● **Work to do**: Write out the listing below again, precisely as it is given.

=== Source data ===

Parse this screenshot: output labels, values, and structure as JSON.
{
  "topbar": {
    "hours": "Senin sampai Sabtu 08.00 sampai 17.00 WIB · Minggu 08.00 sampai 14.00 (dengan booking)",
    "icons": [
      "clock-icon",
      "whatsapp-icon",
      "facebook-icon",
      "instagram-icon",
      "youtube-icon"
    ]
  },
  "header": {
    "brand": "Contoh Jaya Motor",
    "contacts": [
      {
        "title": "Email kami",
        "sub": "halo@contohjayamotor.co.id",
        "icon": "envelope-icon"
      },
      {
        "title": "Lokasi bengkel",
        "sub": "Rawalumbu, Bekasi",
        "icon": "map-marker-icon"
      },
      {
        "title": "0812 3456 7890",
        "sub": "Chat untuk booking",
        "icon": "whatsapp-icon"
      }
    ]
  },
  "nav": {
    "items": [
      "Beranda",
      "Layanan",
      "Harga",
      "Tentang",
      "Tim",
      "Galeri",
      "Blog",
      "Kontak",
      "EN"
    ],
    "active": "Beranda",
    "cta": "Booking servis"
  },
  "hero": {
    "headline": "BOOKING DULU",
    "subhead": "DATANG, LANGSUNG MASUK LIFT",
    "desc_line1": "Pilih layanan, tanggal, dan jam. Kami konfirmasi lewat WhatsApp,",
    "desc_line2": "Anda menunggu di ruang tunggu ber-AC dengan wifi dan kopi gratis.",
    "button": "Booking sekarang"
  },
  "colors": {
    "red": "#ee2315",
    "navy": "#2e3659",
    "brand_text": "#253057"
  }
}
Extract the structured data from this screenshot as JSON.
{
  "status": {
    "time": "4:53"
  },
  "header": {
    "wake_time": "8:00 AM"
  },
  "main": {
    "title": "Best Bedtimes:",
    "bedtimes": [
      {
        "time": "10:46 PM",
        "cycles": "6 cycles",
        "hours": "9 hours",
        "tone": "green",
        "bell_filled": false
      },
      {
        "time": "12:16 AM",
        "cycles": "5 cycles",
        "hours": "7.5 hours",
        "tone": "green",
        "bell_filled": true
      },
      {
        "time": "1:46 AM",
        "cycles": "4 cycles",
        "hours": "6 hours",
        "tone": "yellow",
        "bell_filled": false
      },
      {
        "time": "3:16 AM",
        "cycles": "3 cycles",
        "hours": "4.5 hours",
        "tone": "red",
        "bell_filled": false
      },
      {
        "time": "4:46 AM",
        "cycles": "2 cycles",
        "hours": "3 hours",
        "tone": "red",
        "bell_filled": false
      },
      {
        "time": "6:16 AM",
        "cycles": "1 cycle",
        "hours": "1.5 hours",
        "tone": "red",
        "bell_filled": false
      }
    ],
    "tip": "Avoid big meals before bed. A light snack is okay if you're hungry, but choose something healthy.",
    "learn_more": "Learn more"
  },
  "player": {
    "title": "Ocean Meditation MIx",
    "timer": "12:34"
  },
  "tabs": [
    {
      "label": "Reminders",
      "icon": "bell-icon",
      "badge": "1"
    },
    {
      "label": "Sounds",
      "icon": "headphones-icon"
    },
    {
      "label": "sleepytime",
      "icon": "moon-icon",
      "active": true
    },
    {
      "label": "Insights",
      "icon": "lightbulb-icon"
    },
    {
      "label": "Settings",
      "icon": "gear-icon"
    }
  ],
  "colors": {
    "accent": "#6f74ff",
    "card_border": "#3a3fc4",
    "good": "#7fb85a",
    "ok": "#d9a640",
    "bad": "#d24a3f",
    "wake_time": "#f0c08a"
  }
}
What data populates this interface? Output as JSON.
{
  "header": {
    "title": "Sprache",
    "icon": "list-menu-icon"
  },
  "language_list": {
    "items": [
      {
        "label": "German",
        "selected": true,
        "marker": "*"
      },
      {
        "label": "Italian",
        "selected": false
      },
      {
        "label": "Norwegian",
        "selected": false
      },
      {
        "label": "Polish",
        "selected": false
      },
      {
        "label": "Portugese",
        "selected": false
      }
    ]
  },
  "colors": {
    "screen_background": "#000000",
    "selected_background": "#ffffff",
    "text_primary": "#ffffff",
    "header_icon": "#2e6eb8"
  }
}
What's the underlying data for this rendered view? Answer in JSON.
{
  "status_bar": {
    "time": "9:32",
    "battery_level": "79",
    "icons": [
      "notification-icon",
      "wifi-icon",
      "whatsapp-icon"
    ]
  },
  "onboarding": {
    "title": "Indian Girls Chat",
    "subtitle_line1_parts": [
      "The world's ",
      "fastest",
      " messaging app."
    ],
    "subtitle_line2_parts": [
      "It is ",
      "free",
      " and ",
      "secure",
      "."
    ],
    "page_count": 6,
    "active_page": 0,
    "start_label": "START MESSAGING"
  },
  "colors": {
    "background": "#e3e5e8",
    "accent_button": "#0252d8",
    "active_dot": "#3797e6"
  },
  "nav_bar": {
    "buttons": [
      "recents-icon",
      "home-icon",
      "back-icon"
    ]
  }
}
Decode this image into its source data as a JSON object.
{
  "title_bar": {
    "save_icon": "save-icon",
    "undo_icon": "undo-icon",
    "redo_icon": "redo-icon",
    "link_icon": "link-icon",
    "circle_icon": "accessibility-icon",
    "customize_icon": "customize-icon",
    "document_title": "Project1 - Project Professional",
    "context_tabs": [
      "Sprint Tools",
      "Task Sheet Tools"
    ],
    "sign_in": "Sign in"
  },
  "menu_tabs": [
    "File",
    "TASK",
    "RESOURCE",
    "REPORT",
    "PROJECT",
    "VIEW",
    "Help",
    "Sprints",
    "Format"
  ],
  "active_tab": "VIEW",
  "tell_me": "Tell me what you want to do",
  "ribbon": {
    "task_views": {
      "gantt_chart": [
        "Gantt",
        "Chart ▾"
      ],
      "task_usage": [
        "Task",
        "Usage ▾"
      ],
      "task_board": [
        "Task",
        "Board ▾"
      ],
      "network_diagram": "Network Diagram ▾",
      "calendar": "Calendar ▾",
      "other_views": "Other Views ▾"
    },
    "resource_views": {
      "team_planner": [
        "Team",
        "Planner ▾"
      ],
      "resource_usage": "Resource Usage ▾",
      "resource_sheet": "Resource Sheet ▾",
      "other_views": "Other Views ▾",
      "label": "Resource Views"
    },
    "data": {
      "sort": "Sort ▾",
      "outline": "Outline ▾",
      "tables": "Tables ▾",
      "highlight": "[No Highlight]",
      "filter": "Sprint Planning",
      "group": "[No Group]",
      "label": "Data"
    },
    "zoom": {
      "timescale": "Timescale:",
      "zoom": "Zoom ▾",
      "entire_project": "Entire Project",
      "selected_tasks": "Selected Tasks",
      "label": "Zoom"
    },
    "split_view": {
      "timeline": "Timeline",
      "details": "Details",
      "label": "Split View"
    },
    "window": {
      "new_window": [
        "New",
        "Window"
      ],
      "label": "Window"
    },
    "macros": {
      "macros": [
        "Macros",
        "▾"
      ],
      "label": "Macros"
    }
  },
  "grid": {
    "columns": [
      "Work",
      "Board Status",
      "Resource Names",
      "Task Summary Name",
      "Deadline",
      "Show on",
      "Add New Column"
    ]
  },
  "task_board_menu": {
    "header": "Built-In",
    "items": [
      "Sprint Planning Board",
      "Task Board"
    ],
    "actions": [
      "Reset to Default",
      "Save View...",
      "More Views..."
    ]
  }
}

===

● **Response below**:
Parse this screenshot: output labels, values, and structure as JSON.
{
  "topbar": {
    "hours": "Senin sampai Sabtu 08.00 sampai 17.00 WIB · Minggu 08.00 sampai 14.00 (dengan booking)",
    "icons": [
      "clock-icon",
      "whatsapp-icon",
      "facebook-icon",
      "instagram-icon",
      "youtube-icon"
    ]
  },
  "header": {
    "brand": "Contoh Jaya Motor",
    "contacts": [
      {
        "title": "Email kami",
        "sub": "halo@contohjayamotor.co.id",
        "icon": "envelope-icon"
      },
      {
        "title": "Lokasi bengkel",
        "sub": "Rawalumbu, Bekasi",
        "icon": "map-marker-icon"
      },
      {
        "title": "0812 3456 7890",
        "sub": "Chat untuk booking",
        "icon": "whatsapp-icon"
      }
    ]
  },
  "nav": {
    "items": [
      "Beranda",
      "Layanan",
      "Harga",
      "Tentang",
      "Tim",
      "Galeri",
      "Blog",
      "Kontak",
      "EN"
    ],
    "active": "Beranda",
    "cta": "Booking servis"
  },
  "hero": {
    "headline": "BOOKING DULU",
    "subhead": "DATANG, LANGSUNG MASUK LIFT",
    "desc_line1": "Pilih layanan, tanggal, dan jam. Kami konfirmasi lewat WhatsApp,",
    "desc_line2": "Anda menunggu di ruang tunggu ber-AC dengan wifi dan kopi gratis.",
    "button": "Booking sekarang"
  },
  "colors": {
    "red": "#ee2315",
    "navy": "#2e3659",
    "brand_text": "#253057"
  }
}
Extract the structured data from this screenshot as JSON.
{
  "status": {
    "time": "4:53"
  },
  "header": {
    "wake_time": "8:00 AM"
  },
  "main": {
    "title": "Best Bedtimes:",
    "bedtimes": [
      {
        "time": "10:46 PM",
        "cycles": "6 cycles",
        "hours": "9 hours",
        "tone": "green",
        "bell_filled": false
      },
      {
        "time": "12:16 AM",
        "cycles": "5 cycles",
        "hours": "7.5 hours",
        "tone": "green",
        "bell_filled": true
      },
      {
        "time": "1:46 AM",
        "cycles": "4 cycles",
        "hours": "6 hours",
        "tone": "yellow",
        "bell_filled": false
      },
      {
        "time": "3:16 AM",
        "cycles": "3 cycles",
        "hours": "4.5 hours",
        "tone": "red",
        "bell_filled": false
      },
      {
        "time": "4:46 AM",
        "cycles": "2 cycles",
        "hours": "3 hours",
        "tone": "red",
        "bell_filled": false
      },
      {
        "time": "6:16 AM",
        "cycles": "1 cycle",
        "hours": "1.5 hours",
        "tone": "red",
        "bell_filled": false
      }
    ],
    "tip": "Avoid big meals before bed. A light snack is okay if you're hungry, but choose something healthy.",
    "learn_more": "Learn more"
  },
  "player": {
    "title": "Ocean Meditation MIx",
    "timer": "12:34"
  },
  "tabs": [
    {
      "label": "Reminders",
      "icon": "bell-icon",
      "badge": "1"
    },
    {
      "label": "Sounds",
      "icon": "headphones-icon"
    },
    {
      "label": "sleepytime",
      "icon": "moon-icon",
      "active": true
    },
    {
      "label": "Insights",
      "icon": "lightbulb-icon"
    },
    {
      "label": "Settings",
      "icon": "gear-icon"
    }
  ],
  "colors": {
    "accent": "#6f74ff",
    "card_border": "#3a3fc4",
    "good": "#7fb85a",
    "ok": "#d9a640",
    "bad": "#d24a3f",
    "wake_time": "#f0c08a"
  }
}
What data populates this interface? Output as JSON.
{
  "header": {
    "title": "Sprache",
    "icon": "list-menu-icon"
  },
  "language_list": {
    "items": [
      {
        "label": "German",
        "selected": true,
        "marker": "*"
      },
      {
        "label": "Italian",
        "selected": false
      },
      {
        "label": "Norwegian",
        "selected": false
      },
      {
        "label": "Polish",
        "selected": false
      },
      {
        "label": "Portugese",
        "selected": false
      }
    ]
  },
  "colors": {
    "screen_background": "#000000",
    "selected_background": "#ffffff",
    "text_primary": "#ffffff",
    "header_icon": "#2e6eb8"
  }
}
What's the underlying data for this rendered view? Answer in JSON.
{
  "status_bar": {
    "time": "9:32",
    "battery_level": "79",
    "icons": [
      "notification-icon",
      "wifi-icon",
      "whatsapp-icon"
    ]
  },
  "onboarding": {
    "title": "Indian Girls Chat",
    "subtitle_line1_parts": [
      "The world's ",
      "fastest",
      " messaging app."
    ],
    "subtitle_line2_parts": [
      "It is ",
      "free",
      " and ",
      "secure",
      "."
    ],
    "page_count": 6,
    "active_page": 0,
    "start_label": "START MESSAGING"
  },
  "colors": {
    "background": "#e3e5e8",
    "accent_button": "#0252d8",
    "active_dot": "#3797e6"
  },
  "nav_bar": {
    "buttons": [
      "recents-icon",
      "home-icon",
      "back-icon"
    ]
  }
}
Decode this image into its source data as a JSON object.
{
  "title_bar": {
    "save_icon": "save-icon",
    "undo_icon": "undo-icon",
    "redo_icon": "redo-icon",
    "link_icon": "link-icon",
    "circle_icon": "accessibility-icon",
    "customize_icon": "customize-icon",
    "document_title": "Project1 - Project Professional",
    "context_tabs": [
      "Sprint Tools",
      "Task Sheet Tools"
    ],
    "sign_in": "Sign in"
  },
  "menu_tabs": [
    "File",
    "TASK",
    "RESOURCE",
    "REPORT",
    "PROJECT",
    "VIEW",
    "Help",
    "Sprints",
    "Format"
  ],
  "active_tab": "VIEW",
  "tell_me": "Tell me what you want to do",
  "ribbon": {
    "task_views": {
      "gantt_chart": [
        "Gantt",
        "Chart ▾"
      ],
      "task_usage": [
        "Task",
        "Usage ▾"
      ],
      "task_board": [
        "Task",
        "Board ▾"
      ],
      "network_diagram": "Network Diagram ▾",
      "calendar": "Calendar ▾",
      "other_views": "Other Views ▾"
    },
    "resource_views": {
      "team_planner": [
        "Team",
        "Planner ▾"
      ],
      "resource_usage": "Resource Usage ▾",
      "resource_sheet": "Resource Sheet ▾",
      "other_views": "Other Views ▾",
      "label": "Resource Views"
    },
    "data": {
      "sort": "Sort ▾",
      "outline": "Outline ▾",
      "tables": "Tables ▾",
      "highlight": "[No Highlight]",
      "filter": "Sprint Planning",
      "group": "[No Group]",
      "label": "Data"
    },
    "zoom": {
      "timescale": "Timescale:",
      "zoom": "Zoom ▾",
      "entire_project": "Entire Project",
      "selected_tasks": "Selected Tasks",
      "label": "Zoom"
    },
    "split_view": {
      "timeline": "Timeline",
      "details": "Details",
      "label": "Split View"
    },
    "window": {
      "new_window": [
        "New",
        "Window"
      ],
      "label": "Window"
    },
    "macros": {
      "macros": [
        "Macros",
        "▾"
      ],
      "label": "Macros"
    }
  },
  "grid": {
    "columns": [
      "Work",
      "Board Status",
      "Resource Names",
      "Task Summary Name",
      "Deadline",
      "Show on",
      "Add New Column"
    ]
  },
  "task_board_menu": {
    "header": "Built-In",
    "items": [
      "Sprint Planning Board",
      "Task Board"
    ],
    "actions": [
      "Reset to Default",
      "Save View...",
      "More Views..."
    ]
  }
}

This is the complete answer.